* start *

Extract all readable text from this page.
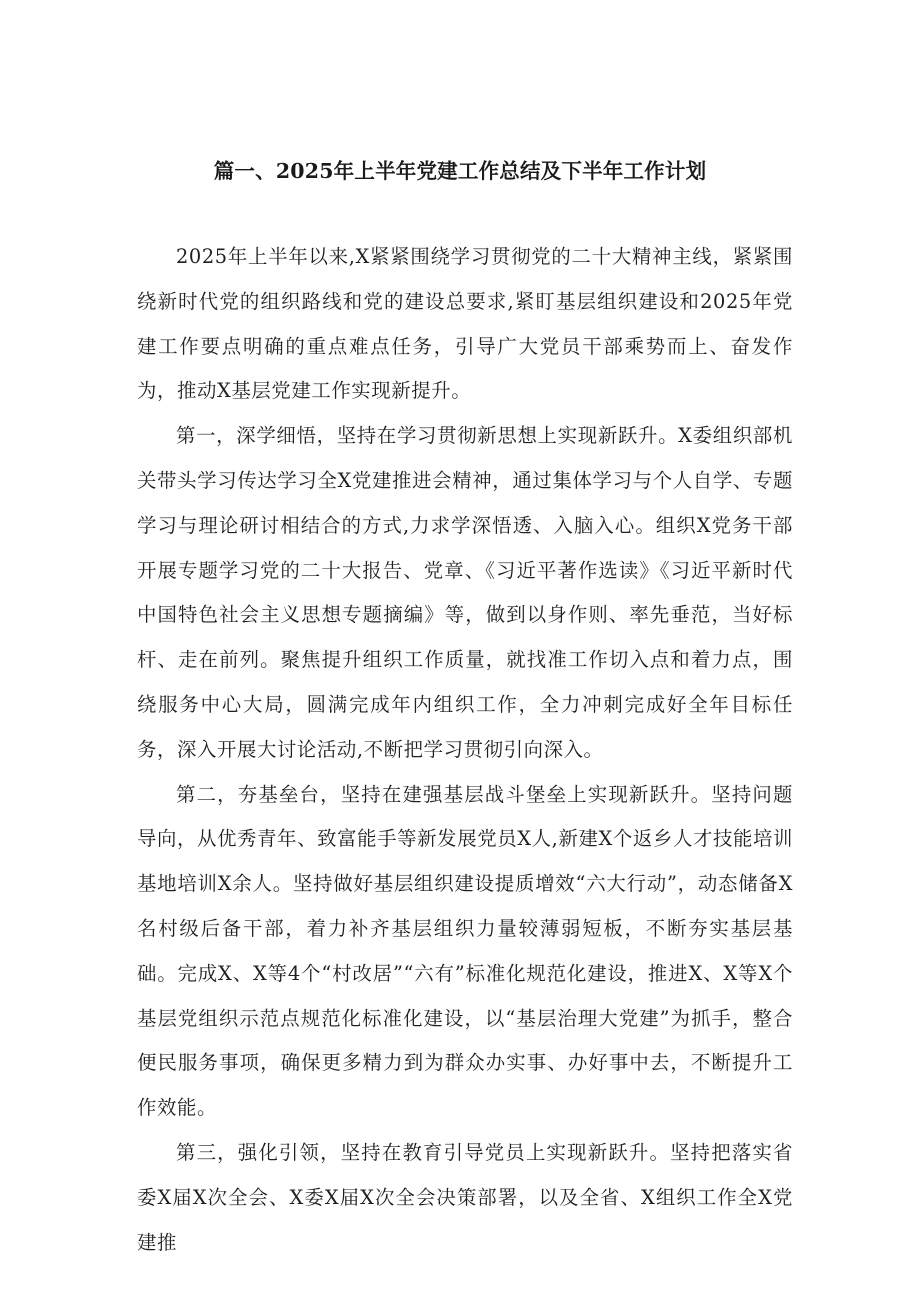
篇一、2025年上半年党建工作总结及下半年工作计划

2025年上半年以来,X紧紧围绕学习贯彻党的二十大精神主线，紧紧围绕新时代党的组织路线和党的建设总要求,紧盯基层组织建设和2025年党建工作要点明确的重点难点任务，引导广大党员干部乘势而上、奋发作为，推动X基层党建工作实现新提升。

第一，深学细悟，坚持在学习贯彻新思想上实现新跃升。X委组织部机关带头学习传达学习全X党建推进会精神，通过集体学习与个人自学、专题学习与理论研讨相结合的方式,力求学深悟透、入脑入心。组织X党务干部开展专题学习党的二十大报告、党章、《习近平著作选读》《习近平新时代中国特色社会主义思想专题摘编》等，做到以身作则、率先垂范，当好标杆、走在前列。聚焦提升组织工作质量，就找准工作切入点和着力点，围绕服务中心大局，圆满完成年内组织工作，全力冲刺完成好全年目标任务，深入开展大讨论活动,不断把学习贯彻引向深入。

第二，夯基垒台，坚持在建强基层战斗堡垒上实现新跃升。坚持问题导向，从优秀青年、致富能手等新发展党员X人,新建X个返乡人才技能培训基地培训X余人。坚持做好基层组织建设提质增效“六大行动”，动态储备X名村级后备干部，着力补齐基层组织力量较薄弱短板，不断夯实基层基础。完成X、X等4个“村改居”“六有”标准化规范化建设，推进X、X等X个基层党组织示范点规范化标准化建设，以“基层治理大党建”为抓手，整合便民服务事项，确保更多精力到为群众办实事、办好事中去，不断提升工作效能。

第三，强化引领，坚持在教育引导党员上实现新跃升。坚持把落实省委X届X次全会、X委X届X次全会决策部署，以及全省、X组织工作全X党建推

* end *

YOUR INSTRUCTIONS | Are you able to set down all the lines above exactly, without any pictures?

THE SOLUTION |
Extract all readable text from this page.
篇一、2025年上半年党建工作总结及下半年工作计划

2025年上半年以来,X紧紧围绕学习贯彻党的二十大精神主线，紧紧围绕新时代党的组织路线和党的建设总要求,紧盯基层组织建设和2025年党建工作要点明确的重点难点任务，引导广大党员干部乘势而上、奋发作为，推动X基层党建工作实现新提升。

第一，深学细悟，坚持在学习贯彻新思想上实现新跃升。X委组织部机关带头学习传达学习全X党建推进会精神，通过集体学习与个人自学、专题学习与理论研讨相结合的方式,力求学深悟透、入脑入心。组织X党务干部开展专题学习党的二十大报告、党章、《习近平著作选读》《习近平新时代中国特色社会主义思想专题摘编》等，做到以身作则、率先垂范，当好标杆、走在前列。聚焦提升组织工作质量，就找准工作切入点和着力点，围绕服务中心大局，圆满完成年内组织工作，全力冲刺完成好全年目标任务，深入开展大讨论活动,不断把学习贯彻引向深入。

第二，夯基垒台，坚持在建强基层战斗堡垒上实现新跃升。坚持问题导向，从优秀青年、致富能手等新发展党员X人,新建X个返乡人才技能培训基地培训X余人。坚持做好基层组织建设提质增效“六大行动”，动态储备X名村级后备干部，着力补齐基层组织力量较薄弱短板，不断夯实基层基础。完成X、X等4个“村改居”“六有”标准化规范化建设，推进X、X等X个基层党组织示范点规范化标准化建设，以“基层治理大党建”为抓手，整合便民服务事项，确保更多精力到为群众办实事、办好事中去，不断提升工作效能。

第三，强化引领，坚持在教育引导党员上实现新跃升。坚持把落实省委X届X次全会、X委X届X次全会决策部署，以及全省、X组织工作全X党建推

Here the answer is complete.